Exercise goal: Every line below that contains "arrow" is to be copied.

Data records
►
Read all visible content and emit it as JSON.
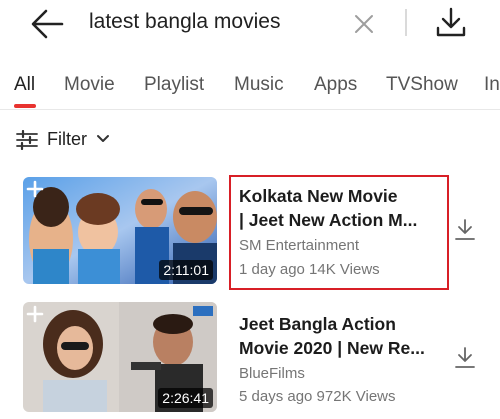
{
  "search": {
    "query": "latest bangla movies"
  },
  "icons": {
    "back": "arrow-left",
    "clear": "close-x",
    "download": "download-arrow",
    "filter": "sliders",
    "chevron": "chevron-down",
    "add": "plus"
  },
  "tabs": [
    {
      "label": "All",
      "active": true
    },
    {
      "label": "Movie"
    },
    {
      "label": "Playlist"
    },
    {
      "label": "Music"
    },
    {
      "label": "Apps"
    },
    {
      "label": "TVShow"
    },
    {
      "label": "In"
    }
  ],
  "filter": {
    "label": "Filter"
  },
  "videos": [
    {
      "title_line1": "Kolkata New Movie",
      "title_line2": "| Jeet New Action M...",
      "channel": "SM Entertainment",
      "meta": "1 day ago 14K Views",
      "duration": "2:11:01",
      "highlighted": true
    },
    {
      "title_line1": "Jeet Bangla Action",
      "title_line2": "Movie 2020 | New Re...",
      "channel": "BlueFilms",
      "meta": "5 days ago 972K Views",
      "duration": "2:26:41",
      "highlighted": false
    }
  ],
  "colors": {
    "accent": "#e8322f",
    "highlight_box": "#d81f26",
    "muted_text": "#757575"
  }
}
◄
►
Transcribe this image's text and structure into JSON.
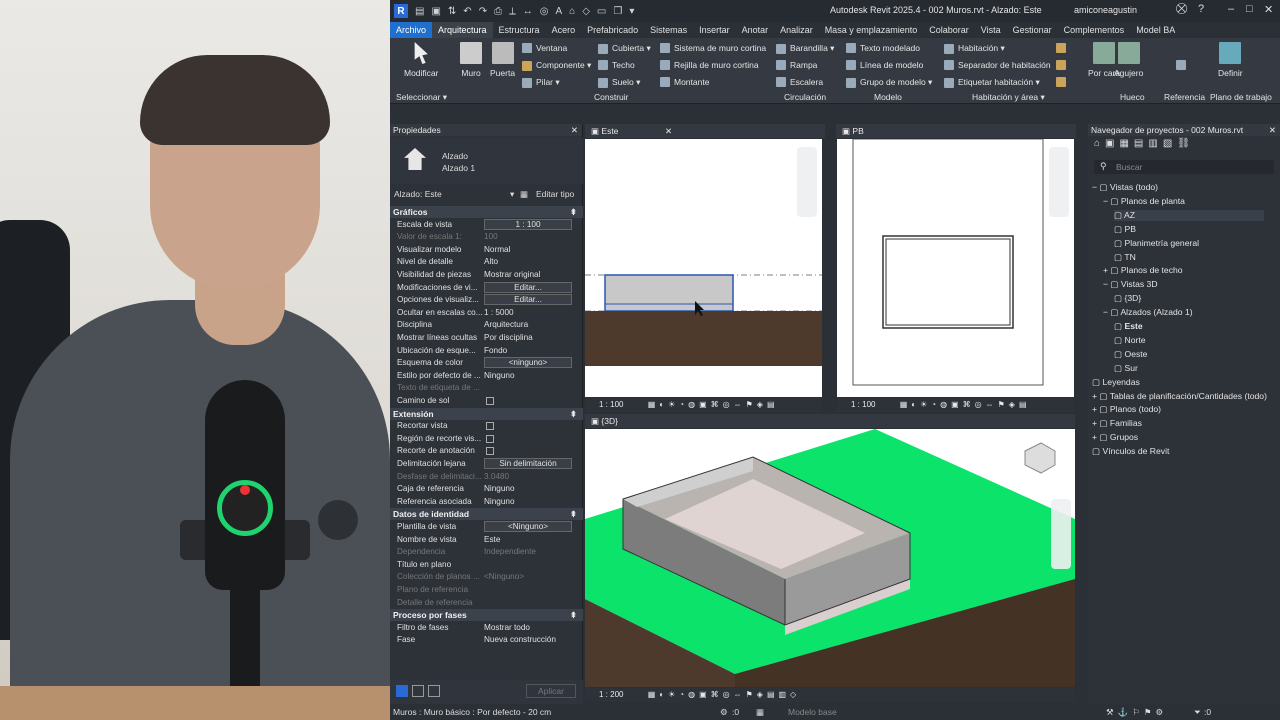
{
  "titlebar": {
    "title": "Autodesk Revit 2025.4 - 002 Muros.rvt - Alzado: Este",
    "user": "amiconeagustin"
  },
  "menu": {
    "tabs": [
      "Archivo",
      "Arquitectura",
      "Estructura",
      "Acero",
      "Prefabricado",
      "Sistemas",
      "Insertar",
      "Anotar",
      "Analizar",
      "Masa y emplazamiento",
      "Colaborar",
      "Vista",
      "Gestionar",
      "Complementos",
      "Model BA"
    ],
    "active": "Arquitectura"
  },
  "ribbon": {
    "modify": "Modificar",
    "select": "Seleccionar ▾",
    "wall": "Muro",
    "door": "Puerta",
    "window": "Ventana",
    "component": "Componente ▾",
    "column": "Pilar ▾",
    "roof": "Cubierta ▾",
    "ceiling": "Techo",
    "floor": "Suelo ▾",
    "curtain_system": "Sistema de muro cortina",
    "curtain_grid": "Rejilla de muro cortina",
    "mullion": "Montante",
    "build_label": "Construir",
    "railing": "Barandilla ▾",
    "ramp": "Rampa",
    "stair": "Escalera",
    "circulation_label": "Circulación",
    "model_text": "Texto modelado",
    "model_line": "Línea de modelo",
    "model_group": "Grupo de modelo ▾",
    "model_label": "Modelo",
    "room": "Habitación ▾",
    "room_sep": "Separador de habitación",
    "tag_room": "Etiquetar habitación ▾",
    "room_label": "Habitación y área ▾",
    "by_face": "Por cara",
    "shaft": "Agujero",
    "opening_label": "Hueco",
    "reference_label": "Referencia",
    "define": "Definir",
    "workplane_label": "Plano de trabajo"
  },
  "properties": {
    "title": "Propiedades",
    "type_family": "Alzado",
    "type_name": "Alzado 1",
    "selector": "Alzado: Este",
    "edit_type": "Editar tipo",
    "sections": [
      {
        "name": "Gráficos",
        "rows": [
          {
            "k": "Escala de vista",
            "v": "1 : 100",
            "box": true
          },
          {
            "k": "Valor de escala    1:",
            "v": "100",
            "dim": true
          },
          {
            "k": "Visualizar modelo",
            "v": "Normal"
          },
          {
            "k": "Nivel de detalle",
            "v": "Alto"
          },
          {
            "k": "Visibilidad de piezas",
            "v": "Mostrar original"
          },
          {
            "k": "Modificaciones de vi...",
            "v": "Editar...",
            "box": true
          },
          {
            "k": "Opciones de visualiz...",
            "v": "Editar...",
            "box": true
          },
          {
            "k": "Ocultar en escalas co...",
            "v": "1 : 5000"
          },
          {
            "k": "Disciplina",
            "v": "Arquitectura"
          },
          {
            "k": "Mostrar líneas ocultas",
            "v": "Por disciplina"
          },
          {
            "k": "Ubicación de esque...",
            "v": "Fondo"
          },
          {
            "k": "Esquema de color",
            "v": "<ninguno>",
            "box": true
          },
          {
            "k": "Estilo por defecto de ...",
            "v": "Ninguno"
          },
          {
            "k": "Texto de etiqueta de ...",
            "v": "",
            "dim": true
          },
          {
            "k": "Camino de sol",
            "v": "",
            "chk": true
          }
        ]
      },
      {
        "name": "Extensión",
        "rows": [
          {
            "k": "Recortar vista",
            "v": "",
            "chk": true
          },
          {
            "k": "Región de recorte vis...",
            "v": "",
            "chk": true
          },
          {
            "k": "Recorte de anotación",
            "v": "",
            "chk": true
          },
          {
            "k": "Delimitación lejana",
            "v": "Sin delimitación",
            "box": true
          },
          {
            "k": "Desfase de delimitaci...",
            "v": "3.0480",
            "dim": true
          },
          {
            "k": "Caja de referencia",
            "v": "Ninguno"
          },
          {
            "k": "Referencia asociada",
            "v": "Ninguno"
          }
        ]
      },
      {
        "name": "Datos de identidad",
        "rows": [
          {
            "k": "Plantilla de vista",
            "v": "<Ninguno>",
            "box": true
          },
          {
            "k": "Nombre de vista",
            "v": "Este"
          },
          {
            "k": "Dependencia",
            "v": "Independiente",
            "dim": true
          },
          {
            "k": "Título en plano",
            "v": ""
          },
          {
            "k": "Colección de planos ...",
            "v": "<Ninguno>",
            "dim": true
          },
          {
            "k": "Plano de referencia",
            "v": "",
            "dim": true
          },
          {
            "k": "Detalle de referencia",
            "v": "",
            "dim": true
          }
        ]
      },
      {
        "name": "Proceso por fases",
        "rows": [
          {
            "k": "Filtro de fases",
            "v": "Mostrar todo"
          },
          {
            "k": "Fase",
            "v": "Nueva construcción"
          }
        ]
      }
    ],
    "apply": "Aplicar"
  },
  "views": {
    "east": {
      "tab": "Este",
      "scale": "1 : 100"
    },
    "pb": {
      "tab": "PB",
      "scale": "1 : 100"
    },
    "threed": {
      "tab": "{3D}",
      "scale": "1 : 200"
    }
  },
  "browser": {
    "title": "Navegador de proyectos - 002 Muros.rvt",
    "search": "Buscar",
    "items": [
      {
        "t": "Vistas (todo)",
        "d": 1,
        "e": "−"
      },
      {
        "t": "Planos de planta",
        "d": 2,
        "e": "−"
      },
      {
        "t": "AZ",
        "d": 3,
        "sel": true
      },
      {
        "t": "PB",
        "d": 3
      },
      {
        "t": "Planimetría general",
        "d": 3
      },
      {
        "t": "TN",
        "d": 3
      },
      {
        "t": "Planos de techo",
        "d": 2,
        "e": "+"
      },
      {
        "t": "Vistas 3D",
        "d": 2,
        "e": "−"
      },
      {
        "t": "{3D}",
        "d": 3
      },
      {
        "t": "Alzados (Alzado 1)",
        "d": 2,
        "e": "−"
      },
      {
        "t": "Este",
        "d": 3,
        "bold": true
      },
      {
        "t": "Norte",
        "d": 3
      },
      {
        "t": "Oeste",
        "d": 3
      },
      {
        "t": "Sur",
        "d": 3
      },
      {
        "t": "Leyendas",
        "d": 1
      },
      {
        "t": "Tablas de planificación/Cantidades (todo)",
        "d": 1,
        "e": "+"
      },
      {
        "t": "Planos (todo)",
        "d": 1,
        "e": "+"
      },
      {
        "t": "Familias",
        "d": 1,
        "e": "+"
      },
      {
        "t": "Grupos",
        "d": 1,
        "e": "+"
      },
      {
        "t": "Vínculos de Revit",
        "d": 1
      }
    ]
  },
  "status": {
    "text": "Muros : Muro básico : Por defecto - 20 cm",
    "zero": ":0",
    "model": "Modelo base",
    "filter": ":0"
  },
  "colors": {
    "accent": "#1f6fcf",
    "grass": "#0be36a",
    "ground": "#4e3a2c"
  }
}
◄
Answer below:
    "back": "arrow-left",
    "download": "download-arrow",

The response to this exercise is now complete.